> _Dataset content_:
-*-
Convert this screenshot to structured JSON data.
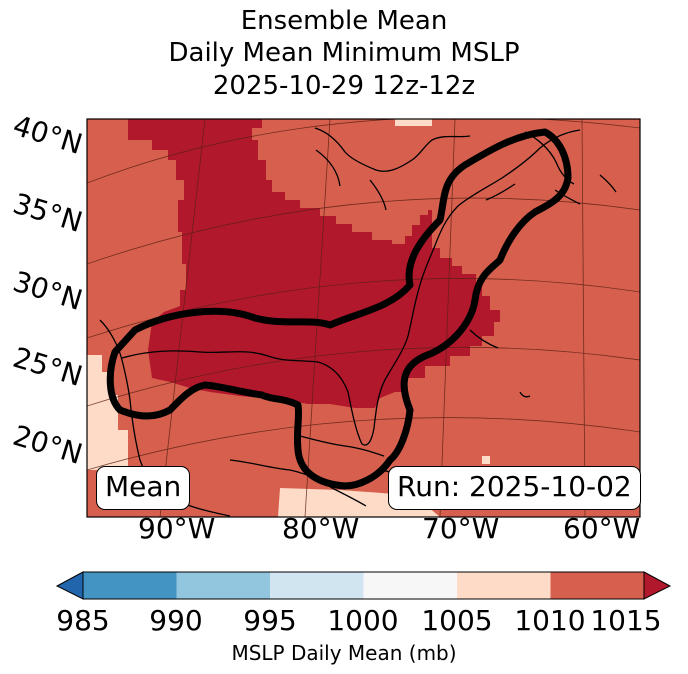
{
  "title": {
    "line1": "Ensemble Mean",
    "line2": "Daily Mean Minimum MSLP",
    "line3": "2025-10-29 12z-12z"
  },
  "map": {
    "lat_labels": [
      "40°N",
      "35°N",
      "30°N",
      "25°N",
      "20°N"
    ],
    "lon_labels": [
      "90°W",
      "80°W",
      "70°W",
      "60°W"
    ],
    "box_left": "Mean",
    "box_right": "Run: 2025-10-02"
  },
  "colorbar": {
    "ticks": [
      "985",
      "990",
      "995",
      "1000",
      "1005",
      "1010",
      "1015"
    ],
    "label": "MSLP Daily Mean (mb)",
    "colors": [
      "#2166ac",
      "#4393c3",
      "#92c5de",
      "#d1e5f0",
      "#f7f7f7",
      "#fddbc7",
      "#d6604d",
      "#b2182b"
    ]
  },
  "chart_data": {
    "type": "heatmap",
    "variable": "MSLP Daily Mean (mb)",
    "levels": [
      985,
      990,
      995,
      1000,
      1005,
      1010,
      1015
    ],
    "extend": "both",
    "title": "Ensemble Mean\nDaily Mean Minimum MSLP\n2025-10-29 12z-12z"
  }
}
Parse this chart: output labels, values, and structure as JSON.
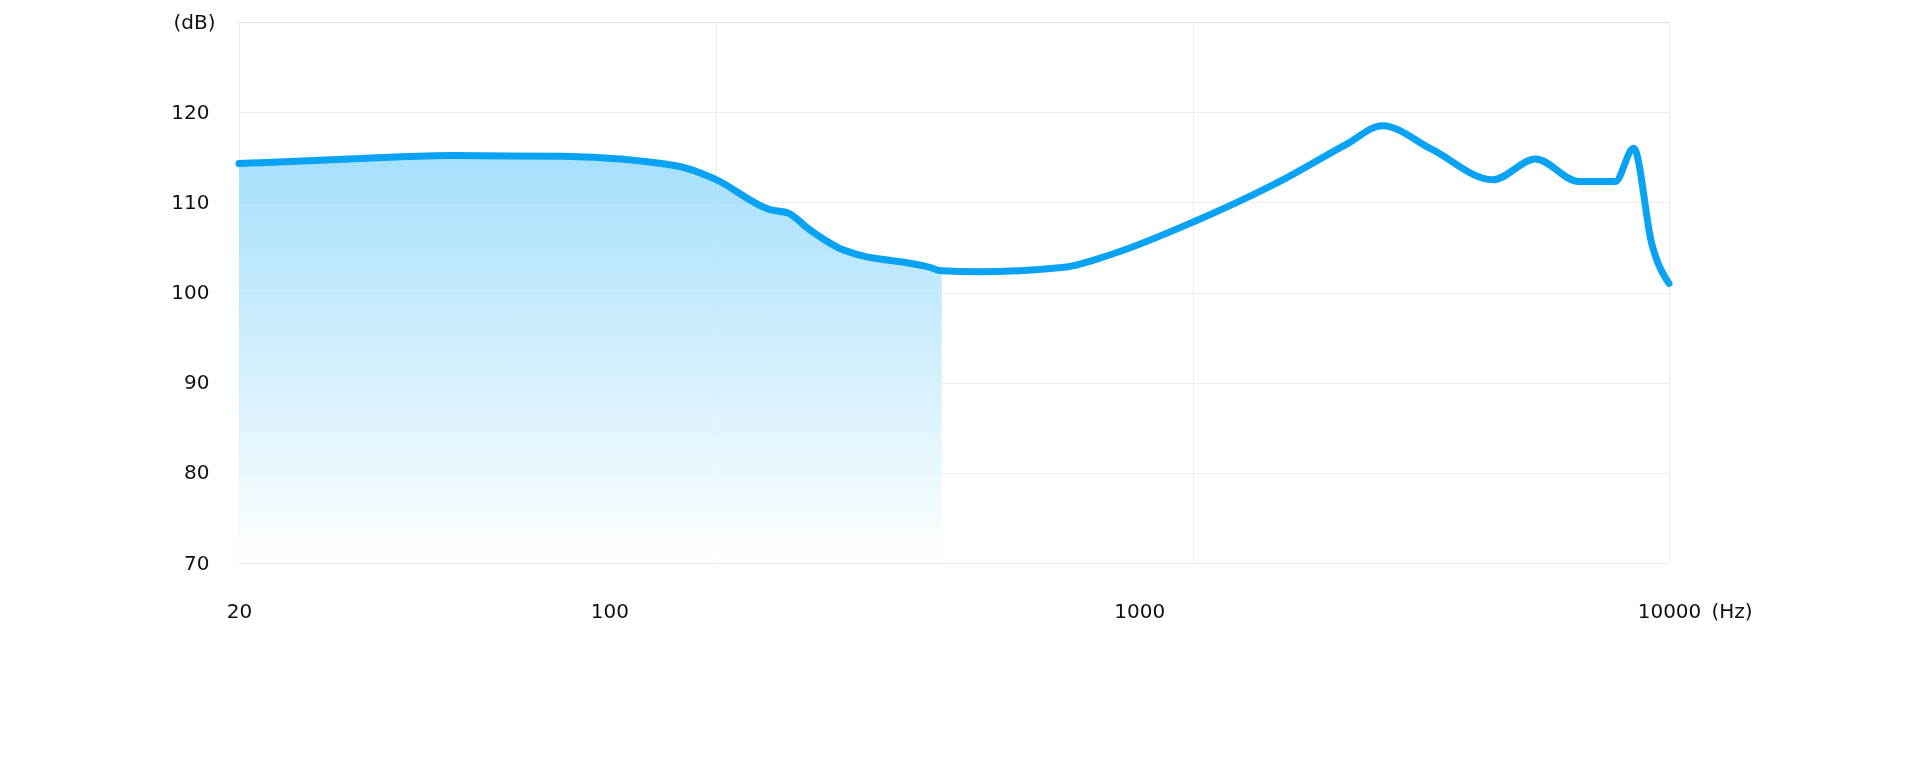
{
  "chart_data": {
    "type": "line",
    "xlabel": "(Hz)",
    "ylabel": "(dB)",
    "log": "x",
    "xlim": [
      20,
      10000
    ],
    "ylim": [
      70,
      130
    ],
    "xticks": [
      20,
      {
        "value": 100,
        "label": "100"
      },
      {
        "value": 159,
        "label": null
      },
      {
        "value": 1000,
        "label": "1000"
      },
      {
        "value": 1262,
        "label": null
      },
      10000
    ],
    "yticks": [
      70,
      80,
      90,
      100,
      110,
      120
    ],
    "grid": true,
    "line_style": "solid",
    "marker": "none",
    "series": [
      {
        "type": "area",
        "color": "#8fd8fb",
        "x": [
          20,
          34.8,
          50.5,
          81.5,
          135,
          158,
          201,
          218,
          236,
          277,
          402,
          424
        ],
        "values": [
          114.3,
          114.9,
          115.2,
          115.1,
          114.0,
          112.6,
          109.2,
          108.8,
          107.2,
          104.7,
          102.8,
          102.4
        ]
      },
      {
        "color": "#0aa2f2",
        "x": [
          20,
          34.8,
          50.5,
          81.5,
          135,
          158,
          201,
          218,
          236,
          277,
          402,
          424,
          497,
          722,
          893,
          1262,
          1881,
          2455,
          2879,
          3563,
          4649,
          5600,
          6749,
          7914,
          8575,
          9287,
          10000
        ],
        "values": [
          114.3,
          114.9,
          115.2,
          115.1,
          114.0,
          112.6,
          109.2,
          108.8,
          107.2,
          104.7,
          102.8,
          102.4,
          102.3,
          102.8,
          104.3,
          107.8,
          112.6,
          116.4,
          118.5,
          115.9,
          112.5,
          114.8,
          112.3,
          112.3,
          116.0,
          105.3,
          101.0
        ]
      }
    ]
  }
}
-*-
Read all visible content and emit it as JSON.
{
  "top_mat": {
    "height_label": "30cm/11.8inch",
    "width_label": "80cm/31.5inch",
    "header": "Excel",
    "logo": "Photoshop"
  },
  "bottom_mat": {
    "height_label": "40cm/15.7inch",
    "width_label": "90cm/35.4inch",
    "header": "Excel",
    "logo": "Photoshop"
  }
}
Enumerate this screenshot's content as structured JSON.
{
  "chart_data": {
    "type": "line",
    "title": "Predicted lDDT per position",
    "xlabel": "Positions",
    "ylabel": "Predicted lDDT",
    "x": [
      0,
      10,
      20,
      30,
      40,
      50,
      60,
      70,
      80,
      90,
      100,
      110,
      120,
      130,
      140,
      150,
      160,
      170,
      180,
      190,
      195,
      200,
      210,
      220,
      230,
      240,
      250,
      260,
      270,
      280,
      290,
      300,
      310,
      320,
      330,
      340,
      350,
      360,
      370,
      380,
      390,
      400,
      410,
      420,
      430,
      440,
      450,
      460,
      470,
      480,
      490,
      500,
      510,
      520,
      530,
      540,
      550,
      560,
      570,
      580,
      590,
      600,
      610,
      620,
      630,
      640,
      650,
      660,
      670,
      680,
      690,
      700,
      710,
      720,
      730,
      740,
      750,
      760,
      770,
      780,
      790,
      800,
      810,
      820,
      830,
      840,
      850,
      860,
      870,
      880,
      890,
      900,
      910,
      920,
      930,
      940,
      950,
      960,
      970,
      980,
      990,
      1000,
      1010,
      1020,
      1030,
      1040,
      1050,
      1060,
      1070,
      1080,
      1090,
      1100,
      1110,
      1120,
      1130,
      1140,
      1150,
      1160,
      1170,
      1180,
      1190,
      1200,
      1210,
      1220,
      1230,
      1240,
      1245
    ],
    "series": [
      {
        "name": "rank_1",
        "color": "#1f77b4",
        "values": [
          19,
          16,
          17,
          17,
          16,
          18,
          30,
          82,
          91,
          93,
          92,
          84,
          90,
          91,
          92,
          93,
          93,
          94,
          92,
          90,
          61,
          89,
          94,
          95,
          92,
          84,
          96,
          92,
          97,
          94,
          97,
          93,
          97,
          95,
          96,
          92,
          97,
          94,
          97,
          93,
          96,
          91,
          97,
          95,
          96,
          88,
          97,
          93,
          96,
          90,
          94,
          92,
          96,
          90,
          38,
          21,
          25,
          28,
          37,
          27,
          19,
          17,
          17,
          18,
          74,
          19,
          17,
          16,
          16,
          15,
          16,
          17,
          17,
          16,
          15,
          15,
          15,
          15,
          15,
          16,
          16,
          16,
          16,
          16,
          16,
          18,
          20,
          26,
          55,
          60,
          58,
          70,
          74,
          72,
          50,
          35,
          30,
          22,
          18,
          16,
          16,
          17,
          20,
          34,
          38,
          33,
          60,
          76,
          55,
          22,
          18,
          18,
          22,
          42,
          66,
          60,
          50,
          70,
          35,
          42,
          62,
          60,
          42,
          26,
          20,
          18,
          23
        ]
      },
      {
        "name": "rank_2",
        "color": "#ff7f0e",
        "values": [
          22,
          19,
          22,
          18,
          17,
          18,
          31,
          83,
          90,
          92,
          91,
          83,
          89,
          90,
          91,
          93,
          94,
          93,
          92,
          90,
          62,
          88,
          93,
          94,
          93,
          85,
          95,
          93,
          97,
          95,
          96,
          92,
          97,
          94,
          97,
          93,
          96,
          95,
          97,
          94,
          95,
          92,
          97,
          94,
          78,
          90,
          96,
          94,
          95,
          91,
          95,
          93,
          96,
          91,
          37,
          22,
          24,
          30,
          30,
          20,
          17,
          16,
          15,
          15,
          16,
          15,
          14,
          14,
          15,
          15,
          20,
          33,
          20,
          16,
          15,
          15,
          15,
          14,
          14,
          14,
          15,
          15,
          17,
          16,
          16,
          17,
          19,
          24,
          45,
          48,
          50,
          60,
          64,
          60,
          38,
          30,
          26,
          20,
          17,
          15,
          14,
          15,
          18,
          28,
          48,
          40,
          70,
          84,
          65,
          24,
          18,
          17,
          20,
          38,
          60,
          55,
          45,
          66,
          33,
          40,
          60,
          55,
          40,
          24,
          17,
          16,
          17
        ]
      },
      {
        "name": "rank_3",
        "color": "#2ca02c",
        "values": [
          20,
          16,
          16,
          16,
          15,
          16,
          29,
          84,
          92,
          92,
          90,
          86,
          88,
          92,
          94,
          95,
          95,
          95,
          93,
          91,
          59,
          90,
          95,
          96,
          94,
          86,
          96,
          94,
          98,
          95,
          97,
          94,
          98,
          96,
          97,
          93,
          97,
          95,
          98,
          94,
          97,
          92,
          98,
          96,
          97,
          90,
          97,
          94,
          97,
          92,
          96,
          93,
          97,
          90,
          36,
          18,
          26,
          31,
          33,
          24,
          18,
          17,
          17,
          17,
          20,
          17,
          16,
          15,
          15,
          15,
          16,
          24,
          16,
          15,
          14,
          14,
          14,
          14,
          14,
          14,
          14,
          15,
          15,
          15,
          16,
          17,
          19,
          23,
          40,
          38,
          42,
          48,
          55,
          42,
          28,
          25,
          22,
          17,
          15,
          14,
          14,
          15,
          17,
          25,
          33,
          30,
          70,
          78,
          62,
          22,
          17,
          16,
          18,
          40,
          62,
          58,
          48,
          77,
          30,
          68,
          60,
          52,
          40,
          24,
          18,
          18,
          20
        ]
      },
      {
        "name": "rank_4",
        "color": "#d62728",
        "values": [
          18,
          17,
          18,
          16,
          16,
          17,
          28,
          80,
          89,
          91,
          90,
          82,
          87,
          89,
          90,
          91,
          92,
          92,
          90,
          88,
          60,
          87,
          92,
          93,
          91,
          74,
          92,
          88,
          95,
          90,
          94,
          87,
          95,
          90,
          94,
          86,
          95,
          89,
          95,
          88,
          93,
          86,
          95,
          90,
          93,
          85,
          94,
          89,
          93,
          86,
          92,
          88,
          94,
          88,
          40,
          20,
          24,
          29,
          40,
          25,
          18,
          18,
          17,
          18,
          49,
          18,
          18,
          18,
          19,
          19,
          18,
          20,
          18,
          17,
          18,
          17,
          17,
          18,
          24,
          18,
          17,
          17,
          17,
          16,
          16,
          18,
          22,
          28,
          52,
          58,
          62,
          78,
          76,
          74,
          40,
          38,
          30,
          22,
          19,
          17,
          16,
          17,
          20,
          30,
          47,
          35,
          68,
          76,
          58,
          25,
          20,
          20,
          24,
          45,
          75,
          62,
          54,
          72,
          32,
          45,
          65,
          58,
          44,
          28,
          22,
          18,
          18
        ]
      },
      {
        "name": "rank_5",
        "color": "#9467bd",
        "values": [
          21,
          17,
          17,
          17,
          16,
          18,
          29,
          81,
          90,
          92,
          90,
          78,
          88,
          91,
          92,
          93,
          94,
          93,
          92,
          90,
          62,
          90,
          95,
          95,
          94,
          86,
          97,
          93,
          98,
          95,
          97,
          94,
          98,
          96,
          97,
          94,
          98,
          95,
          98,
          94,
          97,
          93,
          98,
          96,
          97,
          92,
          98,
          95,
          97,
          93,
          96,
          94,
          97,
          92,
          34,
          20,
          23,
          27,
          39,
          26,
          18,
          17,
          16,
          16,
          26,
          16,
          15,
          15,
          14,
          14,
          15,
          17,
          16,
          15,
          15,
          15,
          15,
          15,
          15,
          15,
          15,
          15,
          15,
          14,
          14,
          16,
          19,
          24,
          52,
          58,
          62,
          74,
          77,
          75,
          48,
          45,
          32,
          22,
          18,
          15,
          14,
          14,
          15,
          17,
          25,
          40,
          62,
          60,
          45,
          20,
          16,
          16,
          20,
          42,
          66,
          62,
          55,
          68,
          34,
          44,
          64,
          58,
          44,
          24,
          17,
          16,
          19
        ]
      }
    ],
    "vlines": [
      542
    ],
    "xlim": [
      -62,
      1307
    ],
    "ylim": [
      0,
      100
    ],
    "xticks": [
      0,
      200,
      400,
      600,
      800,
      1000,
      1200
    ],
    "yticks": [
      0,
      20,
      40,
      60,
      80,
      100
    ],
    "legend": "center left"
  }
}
-*-
> _Task prompt_:
Scan the records above for the string "type", then report every line that contains it.

> _Solution to this problem_:
    "type": "heatmap",
    "type": "line",
        "type": "area",
    "type": "line",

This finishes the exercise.